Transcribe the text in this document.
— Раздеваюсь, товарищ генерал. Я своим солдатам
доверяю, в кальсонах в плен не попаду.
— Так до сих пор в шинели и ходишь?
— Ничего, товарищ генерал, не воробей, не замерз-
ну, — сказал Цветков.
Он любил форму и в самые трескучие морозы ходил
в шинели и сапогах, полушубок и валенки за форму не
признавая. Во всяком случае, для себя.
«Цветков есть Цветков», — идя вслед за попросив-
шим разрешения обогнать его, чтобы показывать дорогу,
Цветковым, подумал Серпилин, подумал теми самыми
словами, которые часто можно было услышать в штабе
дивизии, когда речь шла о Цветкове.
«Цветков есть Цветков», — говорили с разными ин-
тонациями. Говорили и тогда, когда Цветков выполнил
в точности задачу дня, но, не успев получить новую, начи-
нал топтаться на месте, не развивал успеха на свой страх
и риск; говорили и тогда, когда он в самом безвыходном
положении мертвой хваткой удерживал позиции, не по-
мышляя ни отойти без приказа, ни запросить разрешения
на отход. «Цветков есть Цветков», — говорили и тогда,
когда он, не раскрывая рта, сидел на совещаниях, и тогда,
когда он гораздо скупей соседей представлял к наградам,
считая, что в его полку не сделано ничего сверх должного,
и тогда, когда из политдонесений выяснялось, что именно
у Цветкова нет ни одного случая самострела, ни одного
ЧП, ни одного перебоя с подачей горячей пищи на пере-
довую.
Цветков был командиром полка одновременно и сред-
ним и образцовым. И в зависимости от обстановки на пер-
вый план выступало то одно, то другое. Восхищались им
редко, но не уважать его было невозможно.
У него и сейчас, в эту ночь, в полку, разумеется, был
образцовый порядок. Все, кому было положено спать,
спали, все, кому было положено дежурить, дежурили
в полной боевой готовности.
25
= = = =
**What you have to do**
Copy all data exactly, start to finish.

**Task output**
Transcribe the text in this document.
— Раздеваюсь, товарищ генерал. Я своим солдатам
доверяю, в кальсонах в плен не попаду.
— Так до сих пор в шинели и ходишь?
— Ничего, товарищ генерал, не воробей, не замерз-
ну, — сказал Цветков.
Он любил форму и в самые трескучие морозы ходил
в шинели и сапогах, полушубок и валенки за форму не
признавая. Во всяком случае, для себя.
«Цветков есть Цветков», — идя вслед за попросив-
шим разрешения обогнать его, чтобы показывать дорогу,
Цветковым, подумал Серпилин, подумал теми самыми
словами, которые часто можно было услышать в штабе
дивизии, когда речь шла о Цветкове.
«Цветков есть Цветков», — говорили с разными ин-
тонациями. Говорили и тогда, когда Цветков выполнил
в точности задачу дня, но, не успев получить новую, начи-
нал топтаться на месте, не развивал успеха на свой страх
и риск; говорили и тогда, когда он в самом безвыходном
положении мертвой хваткой удерживал позиции, не по-
мышляя ни отойти без приказа, ни запросить разрешения
на отход. «Цветков есть Цветков», — говорили и тогда,
когда он, не раскрывая рта, сидел на совещаниях, и тогда,
когда он гораздо скупей соседей представлял к наградам,
считая, что в его полку не сделано ничего сверх должного,
и тогда, когда из политдонесений выяснялось, что именно
у Цветкова нет ни одного случая самострела, ни одного
ЧП, ни одного перебоя с подачей горячей пищи на пере-
довую.
Цветков был командиром полка одновременно и сред-
ним и образцовым. И в зависимости от обстановки на пер-
вый план выступало то одно, то другое. Восхищались им
редко, но не уважать его было невозможно.
У него и сейчас, в эту ночь, в полку, разумеется, был
образцовый порядок. Все, кому было положено спать,
спали, все, кому было положено дежурить, дежурили
в полной боевой готовности.
25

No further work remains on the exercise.